TASK TO CARRY OUT:
Return the number of lines that contain the word "Upto", and return nothing else.

SUPPLIED DATA:
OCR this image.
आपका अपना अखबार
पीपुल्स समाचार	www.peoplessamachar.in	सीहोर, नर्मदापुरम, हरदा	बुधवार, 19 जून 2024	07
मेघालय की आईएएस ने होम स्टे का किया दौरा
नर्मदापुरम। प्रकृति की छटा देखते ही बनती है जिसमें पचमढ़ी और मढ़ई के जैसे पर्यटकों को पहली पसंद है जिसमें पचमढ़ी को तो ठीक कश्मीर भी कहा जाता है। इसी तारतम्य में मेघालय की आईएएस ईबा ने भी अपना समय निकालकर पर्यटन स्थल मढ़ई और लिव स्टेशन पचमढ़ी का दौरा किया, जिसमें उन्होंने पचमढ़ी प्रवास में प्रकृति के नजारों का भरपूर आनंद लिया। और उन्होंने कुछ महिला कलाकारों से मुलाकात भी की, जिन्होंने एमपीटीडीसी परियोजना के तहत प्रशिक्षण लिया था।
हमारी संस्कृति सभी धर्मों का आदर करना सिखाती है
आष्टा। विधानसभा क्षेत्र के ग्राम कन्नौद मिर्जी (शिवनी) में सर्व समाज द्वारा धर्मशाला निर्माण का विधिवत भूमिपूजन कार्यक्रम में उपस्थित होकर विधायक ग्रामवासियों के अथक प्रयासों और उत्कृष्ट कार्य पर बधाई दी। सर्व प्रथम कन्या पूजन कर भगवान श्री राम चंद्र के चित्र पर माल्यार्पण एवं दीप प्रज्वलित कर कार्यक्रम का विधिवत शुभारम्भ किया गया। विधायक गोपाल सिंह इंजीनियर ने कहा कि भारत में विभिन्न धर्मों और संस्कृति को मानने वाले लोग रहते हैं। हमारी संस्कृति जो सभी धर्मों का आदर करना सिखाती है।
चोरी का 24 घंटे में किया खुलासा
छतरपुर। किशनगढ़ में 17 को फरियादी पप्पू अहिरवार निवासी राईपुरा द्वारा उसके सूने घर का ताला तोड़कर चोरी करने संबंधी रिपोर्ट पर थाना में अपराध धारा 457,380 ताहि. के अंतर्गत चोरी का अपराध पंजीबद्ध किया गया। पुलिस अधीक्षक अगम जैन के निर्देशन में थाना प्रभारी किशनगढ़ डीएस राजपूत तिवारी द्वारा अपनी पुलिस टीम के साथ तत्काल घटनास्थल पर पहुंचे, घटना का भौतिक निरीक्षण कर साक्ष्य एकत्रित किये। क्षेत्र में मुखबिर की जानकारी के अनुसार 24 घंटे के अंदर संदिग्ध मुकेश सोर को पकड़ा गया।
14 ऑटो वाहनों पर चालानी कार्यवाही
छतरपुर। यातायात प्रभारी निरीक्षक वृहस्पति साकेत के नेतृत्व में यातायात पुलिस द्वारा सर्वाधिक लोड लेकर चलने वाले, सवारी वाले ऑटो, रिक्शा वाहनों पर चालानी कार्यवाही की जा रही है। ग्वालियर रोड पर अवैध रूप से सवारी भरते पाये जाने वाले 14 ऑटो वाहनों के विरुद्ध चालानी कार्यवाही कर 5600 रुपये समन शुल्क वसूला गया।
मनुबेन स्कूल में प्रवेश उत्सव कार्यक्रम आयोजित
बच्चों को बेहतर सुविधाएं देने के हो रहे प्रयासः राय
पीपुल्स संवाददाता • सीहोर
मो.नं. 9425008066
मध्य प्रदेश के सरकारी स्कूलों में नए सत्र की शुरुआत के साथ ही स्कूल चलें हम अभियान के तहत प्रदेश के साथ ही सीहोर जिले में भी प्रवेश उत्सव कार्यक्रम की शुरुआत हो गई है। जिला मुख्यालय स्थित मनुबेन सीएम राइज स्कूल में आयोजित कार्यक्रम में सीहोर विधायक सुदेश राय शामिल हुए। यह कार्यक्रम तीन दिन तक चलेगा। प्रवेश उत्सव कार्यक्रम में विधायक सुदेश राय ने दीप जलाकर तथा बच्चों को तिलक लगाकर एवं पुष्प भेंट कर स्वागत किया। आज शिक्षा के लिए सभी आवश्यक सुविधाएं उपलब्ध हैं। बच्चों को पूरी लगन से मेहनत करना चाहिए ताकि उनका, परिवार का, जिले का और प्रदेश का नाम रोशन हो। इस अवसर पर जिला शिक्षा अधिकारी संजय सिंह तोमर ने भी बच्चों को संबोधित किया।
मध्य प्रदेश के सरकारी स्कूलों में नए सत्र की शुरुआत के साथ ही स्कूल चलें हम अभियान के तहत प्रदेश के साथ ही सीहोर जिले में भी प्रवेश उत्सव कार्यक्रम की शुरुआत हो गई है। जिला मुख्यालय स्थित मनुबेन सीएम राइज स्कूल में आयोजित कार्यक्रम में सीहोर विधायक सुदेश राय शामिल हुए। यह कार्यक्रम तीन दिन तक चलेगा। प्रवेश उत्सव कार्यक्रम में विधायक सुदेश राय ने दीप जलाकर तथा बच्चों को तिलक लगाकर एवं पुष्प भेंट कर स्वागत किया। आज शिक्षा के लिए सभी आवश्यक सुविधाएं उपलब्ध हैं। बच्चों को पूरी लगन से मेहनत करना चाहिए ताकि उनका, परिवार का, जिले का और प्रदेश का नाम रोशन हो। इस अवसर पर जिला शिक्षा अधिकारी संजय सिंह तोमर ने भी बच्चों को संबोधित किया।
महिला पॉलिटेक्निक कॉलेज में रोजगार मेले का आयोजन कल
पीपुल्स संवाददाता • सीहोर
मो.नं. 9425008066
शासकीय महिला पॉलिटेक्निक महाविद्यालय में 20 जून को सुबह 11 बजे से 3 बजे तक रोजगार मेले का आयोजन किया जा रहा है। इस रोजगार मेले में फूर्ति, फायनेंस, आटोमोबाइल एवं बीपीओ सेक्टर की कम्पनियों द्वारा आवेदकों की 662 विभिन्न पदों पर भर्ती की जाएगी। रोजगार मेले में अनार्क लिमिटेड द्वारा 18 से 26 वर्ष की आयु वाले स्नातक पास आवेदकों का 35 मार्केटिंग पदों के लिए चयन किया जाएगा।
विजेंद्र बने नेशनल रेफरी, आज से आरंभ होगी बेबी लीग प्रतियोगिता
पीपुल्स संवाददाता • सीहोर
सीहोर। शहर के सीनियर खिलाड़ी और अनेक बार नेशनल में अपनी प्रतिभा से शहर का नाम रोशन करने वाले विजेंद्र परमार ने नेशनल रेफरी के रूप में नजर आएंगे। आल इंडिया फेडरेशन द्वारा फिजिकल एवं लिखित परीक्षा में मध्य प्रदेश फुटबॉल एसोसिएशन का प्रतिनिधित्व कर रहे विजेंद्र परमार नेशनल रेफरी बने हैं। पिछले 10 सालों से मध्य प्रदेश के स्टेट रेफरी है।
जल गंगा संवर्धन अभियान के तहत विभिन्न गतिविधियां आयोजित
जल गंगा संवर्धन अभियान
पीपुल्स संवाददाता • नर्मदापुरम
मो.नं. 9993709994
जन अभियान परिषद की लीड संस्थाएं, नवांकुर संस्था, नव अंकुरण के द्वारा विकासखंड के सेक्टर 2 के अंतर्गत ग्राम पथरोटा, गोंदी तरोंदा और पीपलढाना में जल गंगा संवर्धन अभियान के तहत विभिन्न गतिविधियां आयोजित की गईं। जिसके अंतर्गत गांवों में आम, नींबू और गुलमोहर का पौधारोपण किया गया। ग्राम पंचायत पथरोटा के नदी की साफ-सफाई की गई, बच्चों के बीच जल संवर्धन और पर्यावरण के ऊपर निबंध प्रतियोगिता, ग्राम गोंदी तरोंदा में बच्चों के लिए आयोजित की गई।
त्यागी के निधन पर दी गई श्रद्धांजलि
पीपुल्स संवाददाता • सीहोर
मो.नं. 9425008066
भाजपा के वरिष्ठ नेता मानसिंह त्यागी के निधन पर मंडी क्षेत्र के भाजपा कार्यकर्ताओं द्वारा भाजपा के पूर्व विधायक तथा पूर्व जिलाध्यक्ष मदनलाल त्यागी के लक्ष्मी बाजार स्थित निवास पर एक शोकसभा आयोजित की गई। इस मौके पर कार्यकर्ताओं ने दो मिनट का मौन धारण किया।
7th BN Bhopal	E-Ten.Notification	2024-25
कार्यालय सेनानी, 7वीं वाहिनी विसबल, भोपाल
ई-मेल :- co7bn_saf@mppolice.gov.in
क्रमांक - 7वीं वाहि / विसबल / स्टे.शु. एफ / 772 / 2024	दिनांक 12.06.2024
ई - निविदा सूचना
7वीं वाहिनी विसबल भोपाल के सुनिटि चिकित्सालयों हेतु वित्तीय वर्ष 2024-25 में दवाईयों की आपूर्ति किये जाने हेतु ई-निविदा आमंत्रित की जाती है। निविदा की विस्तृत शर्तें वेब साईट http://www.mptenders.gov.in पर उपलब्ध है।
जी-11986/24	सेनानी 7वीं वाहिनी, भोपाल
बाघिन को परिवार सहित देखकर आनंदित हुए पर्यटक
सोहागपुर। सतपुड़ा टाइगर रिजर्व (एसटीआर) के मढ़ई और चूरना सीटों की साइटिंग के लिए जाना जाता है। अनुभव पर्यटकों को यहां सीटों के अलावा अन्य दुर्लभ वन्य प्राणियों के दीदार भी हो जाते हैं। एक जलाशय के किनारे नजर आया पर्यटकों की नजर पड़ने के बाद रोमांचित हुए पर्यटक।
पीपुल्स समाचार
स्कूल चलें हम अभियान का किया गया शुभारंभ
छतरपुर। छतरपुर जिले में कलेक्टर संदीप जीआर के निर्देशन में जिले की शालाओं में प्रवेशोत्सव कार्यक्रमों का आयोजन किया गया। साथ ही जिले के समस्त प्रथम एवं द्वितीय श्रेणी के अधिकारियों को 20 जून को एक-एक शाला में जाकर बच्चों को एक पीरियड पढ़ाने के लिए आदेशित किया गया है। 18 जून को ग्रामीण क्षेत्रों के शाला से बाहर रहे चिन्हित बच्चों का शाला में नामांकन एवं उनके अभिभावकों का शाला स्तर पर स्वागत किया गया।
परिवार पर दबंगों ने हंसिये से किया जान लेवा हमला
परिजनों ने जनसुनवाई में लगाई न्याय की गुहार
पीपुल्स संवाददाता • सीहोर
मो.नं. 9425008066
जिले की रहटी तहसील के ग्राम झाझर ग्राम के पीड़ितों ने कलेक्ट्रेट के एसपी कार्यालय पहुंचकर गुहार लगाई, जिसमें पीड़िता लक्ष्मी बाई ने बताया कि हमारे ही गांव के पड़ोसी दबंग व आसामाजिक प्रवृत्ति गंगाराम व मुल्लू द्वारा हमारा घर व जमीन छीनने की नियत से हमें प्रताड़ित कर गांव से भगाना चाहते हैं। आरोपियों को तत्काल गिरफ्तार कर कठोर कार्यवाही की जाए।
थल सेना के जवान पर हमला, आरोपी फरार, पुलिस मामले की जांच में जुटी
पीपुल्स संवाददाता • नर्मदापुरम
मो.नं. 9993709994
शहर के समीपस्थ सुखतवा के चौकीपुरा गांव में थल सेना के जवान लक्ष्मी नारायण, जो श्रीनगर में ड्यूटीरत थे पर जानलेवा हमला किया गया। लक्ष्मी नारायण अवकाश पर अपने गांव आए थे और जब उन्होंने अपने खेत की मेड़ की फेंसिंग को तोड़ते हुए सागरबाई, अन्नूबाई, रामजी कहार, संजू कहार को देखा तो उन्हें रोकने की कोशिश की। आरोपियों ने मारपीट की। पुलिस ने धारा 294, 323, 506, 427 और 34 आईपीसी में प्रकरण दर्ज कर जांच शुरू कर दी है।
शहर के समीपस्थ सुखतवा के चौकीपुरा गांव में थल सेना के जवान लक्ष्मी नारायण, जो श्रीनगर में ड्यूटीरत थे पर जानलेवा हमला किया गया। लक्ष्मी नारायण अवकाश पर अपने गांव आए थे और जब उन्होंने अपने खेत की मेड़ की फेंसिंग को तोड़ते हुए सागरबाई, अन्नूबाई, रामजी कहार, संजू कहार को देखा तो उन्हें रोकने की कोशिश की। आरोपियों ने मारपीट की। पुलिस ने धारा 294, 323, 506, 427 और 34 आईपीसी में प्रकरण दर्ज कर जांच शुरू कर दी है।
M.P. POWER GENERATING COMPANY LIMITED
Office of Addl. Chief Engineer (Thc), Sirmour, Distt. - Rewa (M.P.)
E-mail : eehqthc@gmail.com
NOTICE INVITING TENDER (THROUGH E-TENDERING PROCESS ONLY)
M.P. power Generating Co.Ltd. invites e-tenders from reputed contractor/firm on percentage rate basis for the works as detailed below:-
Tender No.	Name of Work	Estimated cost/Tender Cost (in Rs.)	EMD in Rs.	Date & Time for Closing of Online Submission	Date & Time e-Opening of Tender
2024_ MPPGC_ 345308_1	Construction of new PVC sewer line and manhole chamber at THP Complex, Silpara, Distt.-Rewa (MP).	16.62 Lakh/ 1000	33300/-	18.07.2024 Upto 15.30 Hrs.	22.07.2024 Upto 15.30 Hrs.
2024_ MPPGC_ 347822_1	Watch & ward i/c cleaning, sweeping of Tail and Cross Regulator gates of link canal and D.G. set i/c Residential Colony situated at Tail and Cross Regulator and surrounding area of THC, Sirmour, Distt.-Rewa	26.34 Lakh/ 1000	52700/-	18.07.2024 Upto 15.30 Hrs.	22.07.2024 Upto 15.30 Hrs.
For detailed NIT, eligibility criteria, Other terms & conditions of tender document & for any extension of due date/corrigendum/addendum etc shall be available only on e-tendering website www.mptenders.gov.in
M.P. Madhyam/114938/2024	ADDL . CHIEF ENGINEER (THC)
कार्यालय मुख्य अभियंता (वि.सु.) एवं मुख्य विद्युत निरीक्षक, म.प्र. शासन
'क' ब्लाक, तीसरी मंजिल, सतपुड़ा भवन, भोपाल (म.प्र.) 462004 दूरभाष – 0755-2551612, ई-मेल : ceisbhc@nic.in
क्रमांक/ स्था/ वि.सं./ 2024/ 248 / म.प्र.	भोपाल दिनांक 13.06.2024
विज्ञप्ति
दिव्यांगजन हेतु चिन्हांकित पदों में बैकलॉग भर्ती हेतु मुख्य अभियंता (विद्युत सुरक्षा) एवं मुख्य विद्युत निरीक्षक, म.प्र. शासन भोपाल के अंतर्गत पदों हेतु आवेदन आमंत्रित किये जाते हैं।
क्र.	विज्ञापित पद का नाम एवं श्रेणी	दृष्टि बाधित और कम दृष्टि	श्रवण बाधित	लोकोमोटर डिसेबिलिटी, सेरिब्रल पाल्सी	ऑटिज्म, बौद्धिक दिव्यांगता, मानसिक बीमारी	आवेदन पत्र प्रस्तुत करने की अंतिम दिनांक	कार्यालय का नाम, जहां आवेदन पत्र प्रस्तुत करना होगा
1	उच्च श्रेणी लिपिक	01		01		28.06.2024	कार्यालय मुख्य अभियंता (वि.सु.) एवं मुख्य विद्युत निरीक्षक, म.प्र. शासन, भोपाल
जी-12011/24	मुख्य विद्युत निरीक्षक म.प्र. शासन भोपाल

COMPLETE RESPONSE:
2